━━ Materials provided
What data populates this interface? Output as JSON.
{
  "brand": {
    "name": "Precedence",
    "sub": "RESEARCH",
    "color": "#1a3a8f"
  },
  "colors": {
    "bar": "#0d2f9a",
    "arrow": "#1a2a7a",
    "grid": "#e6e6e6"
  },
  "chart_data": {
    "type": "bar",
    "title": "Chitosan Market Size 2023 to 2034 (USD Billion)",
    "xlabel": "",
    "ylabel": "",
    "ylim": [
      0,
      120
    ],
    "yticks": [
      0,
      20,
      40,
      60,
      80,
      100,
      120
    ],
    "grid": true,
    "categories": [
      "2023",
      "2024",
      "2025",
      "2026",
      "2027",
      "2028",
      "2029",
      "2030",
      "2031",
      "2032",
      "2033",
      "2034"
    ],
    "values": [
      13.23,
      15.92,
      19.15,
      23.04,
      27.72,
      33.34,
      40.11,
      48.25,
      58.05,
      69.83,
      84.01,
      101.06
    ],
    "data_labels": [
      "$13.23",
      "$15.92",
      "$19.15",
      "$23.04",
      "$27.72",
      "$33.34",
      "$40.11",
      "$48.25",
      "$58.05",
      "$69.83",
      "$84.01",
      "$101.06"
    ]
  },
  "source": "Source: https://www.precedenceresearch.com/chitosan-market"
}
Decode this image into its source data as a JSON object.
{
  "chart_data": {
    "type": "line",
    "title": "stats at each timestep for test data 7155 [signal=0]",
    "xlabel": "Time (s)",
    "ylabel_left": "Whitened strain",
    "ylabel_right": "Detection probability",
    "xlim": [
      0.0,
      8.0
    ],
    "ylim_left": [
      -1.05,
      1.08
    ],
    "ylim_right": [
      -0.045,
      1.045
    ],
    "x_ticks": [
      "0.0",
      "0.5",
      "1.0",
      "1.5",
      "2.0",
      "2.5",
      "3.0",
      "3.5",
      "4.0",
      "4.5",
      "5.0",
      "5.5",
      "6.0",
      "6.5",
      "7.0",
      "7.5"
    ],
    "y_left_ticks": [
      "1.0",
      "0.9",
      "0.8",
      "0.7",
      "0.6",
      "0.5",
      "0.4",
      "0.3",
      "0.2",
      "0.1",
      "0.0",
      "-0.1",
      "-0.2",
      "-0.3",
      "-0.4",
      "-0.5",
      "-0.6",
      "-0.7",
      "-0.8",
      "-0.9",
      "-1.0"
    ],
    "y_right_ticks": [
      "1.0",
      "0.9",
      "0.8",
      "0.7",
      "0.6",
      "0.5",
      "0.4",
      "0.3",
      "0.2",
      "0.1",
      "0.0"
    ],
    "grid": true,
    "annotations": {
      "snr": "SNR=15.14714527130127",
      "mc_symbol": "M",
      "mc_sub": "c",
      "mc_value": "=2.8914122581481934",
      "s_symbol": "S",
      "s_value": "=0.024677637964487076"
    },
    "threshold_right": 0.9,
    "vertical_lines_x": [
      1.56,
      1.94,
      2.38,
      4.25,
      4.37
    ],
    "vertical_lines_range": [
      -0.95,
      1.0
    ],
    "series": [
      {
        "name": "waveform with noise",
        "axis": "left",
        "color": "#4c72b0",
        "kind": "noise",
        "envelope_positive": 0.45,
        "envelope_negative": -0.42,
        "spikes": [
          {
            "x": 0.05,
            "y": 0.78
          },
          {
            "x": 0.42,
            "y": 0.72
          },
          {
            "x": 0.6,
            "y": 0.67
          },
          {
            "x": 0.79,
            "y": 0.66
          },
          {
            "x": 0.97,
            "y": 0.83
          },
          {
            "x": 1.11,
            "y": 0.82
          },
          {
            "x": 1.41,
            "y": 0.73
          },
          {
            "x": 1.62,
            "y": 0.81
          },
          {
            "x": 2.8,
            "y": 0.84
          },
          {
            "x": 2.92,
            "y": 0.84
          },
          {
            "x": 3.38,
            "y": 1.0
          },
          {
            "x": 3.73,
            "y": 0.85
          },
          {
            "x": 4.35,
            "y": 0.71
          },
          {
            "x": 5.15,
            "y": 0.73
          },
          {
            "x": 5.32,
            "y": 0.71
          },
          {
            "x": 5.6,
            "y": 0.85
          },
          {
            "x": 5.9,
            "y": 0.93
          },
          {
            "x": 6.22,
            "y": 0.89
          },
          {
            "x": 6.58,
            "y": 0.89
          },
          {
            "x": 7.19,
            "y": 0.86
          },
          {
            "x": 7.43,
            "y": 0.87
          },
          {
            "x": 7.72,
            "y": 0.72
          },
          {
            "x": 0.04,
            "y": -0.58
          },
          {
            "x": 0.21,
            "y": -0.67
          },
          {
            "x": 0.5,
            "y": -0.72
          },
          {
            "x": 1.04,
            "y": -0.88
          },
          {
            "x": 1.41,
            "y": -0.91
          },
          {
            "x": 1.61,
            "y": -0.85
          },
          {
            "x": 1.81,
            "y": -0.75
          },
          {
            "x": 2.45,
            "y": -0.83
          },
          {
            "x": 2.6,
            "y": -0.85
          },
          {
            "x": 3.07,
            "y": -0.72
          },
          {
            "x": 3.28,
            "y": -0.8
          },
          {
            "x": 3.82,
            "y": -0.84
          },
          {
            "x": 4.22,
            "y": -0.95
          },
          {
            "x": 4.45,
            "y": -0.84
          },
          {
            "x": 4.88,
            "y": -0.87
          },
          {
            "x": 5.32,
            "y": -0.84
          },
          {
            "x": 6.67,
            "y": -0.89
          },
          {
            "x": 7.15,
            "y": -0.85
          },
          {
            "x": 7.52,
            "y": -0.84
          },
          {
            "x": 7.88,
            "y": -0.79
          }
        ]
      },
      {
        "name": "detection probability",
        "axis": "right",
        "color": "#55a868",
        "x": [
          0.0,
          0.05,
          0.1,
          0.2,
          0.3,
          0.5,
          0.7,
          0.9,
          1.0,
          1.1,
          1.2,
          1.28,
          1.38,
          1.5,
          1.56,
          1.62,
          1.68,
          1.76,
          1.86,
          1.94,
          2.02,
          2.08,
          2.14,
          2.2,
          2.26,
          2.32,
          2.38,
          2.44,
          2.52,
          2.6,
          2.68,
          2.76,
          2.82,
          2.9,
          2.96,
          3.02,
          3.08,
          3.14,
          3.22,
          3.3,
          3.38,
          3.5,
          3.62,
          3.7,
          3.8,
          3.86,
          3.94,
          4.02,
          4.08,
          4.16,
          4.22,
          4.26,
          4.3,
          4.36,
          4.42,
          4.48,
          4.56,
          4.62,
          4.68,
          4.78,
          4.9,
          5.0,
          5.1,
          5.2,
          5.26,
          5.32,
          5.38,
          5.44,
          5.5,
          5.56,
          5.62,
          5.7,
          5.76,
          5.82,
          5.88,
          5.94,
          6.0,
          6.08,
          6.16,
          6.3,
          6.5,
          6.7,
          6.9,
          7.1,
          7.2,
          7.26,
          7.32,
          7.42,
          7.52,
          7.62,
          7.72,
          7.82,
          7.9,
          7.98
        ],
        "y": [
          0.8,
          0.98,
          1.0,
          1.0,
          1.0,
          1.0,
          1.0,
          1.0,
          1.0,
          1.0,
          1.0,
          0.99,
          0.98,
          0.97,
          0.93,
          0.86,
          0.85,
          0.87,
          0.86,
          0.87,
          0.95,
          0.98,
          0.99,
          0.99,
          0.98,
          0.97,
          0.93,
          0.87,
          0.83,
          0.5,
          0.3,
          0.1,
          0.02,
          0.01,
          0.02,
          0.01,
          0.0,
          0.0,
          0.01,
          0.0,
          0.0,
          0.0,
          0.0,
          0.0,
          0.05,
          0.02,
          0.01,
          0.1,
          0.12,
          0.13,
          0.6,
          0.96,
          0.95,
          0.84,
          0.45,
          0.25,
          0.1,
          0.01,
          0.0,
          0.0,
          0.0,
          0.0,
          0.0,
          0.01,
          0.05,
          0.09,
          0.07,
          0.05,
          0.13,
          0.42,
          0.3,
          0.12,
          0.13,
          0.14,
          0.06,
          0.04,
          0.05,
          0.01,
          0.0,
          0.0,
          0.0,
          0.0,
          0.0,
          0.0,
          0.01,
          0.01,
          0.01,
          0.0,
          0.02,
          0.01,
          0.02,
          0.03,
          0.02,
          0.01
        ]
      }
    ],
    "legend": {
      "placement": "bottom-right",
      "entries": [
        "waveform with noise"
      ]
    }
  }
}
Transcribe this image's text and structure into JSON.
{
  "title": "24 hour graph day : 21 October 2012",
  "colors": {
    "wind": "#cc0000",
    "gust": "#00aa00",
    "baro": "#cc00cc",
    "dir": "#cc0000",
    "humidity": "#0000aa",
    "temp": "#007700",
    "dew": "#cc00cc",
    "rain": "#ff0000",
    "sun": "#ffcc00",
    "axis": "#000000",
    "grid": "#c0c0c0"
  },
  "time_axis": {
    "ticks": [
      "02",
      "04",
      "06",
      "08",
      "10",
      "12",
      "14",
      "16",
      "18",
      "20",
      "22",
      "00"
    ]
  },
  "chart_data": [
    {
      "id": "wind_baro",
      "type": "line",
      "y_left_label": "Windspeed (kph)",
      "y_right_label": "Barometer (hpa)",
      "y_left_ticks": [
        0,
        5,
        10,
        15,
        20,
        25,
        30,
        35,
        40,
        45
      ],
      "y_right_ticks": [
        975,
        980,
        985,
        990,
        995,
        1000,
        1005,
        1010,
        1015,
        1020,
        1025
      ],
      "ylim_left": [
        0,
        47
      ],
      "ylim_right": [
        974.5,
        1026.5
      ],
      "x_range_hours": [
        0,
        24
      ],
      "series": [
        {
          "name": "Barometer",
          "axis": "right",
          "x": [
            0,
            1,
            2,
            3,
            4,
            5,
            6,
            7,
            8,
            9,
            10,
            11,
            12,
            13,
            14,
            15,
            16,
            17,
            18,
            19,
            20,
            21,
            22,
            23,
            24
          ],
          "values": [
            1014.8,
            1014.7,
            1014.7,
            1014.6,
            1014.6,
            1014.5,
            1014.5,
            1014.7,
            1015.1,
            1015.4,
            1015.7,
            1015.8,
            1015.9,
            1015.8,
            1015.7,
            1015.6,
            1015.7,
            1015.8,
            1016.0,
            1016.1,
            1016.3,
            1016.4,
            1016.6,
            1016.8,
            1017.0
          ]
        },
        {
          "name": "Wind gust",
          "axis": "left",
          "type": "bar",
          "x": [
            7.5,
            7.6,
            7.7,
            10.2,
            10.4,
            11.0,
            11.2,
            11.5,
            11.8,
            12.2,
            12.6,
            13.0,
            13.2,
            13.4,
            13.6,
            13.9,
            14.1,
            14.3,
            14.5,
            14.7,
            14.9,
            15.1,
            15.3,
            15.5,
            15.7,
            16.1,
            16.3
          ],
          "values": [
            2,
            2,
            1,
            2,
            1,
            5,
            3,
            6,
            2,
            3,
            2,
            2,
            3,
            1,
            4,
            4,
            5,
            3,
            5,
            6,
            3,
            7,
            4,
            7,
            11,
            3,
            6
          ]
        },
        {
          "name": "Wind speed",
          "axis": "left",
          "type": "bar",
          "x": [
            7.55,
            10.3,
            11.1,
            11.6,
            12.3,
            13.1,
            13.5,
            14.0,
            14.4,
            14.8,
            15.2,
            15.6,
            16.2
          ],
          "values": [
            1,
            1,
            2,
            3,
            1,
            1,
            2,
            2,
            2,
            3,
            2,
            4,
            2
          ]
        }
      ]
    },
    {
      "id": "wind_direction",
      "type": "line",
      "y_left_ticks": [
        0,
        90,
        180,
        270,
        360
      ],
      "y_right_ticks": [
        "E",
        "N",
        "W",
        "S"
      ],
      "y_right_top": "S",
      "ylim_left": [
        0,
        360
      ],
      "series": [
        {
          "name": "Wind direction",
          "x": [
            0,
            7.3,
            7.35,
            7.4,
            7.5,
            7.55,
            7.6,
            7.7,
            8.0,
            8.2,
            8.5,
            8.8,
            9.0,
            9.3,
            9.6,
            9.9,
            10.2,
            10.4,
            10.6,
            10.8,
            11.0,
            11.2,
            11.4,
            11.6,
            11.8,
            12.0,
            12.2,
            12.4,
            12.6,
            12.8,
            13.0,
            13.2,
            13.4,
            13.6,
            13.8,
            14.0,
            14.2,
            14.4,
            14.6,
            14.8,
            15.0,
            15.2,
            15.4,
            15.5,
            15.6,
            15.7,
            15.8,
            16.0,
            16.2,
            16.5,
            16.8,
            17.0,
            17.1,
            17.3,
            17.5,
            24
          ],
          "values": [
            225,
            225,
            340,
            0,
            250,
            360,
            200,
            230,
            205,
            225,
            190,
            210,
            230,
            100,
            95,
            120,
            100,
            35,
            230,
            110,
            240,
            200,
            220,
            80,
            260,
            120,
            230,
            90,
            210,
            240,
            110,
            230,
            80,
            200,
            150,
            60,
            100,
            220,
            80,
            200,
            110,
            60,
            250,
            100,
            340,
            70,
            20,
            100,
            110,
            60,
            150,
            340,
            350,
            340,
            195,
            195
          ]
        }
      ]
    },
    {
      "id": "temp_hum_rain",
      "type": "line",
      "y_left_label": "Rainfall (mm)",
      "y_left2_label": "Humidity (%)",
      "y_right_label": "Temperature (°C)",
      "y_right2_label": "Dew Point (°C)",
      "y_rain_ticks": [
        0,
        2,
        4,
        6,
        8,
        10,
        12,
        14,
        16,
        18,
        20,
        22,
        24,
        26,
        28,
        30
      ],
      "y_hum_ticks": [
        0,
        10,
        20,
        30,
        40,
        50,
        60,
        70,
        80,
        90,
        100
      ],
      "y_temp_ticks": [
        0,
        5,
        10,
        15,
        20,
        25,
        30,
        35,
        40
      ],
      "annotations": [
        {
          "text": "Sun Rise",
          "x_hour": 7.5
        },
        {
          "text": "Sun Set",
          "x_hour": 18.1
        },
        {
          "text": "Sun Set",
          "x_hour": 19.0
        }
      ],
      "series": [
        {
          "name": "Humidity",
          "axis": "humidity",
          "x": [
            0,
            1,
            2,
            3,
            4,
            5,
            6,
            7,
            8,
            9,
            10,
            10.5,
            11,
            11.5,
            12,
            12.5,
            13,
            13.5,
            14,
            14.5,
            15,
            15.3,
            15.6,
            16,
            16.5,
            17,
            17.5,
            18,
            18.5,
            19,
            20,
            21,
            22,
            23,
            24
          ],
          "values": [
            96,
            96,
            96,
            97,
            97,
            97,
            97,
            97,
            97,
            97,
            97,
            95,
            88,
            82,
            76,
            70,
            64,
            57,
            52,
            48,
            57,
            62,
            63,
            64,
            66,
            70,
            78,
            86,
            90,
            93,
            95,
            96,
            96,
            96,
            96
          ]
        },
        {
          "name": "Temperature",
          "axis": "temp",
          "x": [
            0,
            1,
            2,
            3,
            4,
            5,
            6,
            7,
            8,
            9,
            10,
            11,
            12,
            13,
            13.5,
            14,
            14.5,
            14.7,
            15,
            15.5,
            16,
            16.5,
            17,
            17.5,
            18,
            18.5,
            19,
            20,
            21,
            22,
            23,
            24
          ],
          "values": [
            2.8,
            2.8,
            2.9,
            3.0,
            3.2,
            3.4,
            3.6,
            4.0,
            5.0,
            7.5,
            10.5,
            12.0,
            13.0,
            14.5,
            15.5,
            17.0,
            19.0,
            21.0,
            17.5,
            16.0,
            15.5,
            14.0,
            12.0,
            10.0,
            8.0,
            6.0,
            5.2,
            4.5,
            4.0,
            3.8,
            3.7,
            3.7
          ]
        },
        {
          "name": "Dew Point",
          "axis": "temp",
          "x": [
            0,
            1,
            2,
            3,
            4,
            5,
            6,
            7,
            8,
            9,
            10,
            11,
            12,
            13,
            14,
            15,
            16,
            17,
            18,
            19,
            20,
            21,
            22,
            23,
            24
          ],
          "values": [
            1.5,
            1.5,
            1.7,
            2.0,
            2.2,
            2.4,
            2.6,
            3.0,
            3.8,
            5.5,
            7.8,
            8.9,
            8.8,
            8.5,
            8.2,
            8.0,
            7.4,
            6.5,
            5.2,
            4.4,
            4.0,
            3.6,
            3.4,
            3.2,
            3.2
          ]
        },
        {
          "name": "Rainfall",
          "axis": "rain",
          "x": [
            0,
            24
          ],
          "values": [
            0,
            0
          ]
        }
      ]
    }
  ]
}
━━━━
Lines in the records that hold the word "with" are to be counted; give only the total.

2